--- Given data ---
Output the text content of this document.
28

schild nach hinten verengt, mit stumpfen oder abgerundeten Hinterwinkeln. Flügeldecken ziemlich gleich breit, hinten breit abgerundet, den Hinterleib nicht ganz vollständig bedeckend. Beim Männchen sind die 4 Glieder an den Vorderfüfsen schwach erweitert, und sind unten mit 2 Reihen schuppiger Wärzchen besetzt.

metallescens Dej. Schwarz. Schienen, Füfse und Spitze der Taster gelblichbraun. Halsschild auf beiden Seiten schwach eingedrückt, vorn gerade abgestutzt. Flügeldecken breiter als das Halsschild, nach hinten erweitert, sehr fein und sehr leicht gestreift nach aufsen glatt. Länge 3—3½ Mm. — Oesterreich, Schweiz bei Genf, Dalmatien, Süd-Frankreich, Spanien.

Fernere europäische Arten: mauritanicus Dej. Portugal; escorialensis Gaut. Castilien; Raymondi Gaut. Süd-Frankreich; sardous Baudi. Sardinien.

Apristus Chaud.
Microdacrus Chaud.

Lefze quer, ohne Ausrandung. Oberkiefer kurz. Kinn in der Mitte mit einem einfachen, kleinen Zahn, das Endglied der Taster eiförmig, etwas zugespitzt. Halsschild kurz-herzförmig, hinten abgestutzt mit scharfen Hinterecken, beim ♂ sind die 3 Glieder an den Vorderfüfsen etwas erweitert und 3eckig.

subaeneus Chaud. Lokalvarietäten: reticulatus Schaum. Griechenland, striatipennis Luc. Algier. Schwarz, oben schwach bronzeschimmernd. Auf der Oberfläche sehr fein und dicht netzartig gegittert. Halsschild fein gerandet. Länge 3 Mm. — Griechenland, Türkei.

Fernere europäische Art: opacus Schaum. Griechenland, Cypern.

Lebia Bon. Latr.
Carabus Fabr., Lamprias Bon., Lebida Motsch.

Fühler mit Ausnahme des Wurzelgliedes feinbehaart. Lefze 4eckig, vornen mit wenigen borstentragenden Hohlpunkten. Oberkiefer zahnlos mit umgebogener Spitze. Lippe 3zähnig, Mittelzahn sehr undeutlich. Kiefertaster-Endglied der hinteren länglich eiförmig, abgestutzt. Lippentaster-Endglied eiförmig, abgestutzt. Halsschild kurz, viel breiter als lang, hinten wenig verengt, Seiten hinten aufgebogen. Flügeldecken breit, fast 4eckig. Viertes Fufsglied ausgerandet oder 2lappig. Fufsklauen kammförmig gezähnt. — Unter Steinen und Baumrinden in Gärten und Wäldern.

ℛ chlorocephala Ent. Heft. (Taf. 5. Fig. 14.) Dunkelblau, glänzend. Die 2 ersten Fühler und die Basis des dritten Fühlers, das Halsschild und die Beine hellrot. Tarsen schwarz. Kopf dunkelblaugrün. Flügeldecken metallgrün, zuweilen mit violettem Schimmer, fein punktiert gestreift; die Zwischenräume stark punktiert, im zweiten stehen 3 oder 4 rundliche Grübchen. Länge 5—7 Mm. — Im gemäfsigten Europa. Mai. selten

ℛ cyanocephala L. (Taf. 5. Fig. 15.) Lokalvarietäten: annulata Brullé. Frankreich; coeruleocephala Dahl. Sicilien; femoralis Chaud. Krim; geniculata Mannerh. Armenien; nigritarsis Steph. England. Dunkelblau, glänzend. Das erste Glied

---

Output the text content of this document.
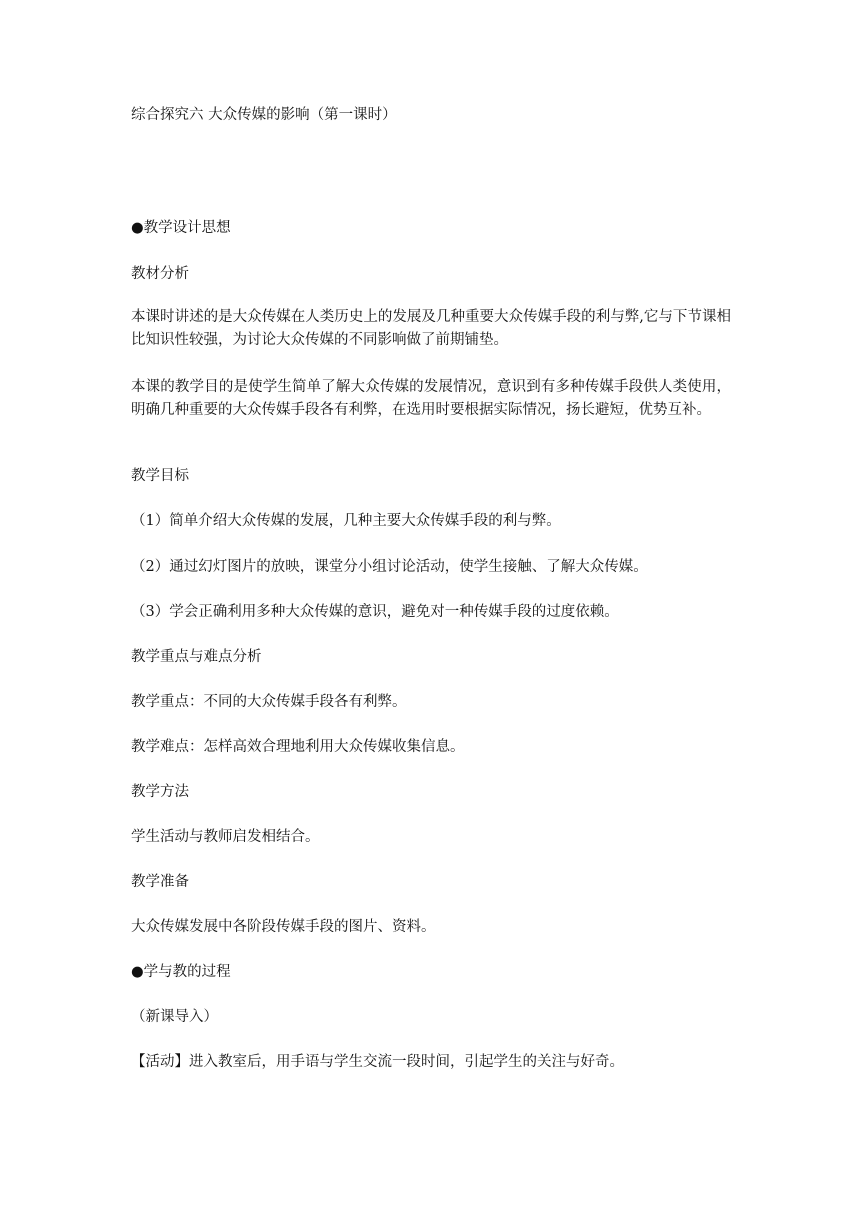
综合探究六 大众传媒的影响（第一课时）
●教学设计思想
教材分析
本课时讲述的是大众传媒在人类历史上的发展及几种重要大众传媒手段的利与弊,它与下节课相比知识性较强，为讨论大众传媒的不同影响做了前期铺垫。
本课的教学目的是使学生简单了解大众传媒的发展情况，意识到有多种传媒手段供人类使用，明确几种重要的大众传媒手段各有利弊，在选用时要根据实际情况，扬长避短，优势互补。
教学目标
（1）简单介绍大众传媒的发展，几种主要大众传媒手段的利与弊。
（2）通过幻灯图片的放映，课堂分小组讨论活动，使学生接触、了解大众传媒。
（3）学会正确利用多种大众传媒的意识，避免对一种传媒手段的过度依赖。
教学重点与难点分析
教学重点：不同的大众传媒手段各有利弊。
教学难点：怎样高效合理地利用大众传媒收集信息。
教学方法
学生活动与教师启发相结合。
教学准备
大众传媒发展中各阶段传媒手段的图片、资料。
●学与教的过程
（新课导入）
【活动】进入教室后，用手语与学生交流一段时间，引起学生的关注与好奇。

--- What to do ---
Write out every line of the listing that holds the word "europäische".

--- Exercise result ---
Fernere europäische Arten: mauritanicus Dej. Portugal; escorialensis Gaut. Castilien; Raymondi Gaut. Süd-Frankreich; sardous Baudi. Sardinien.
Fernere europäische Art: opacus Schaum. Griechenland, Cypern.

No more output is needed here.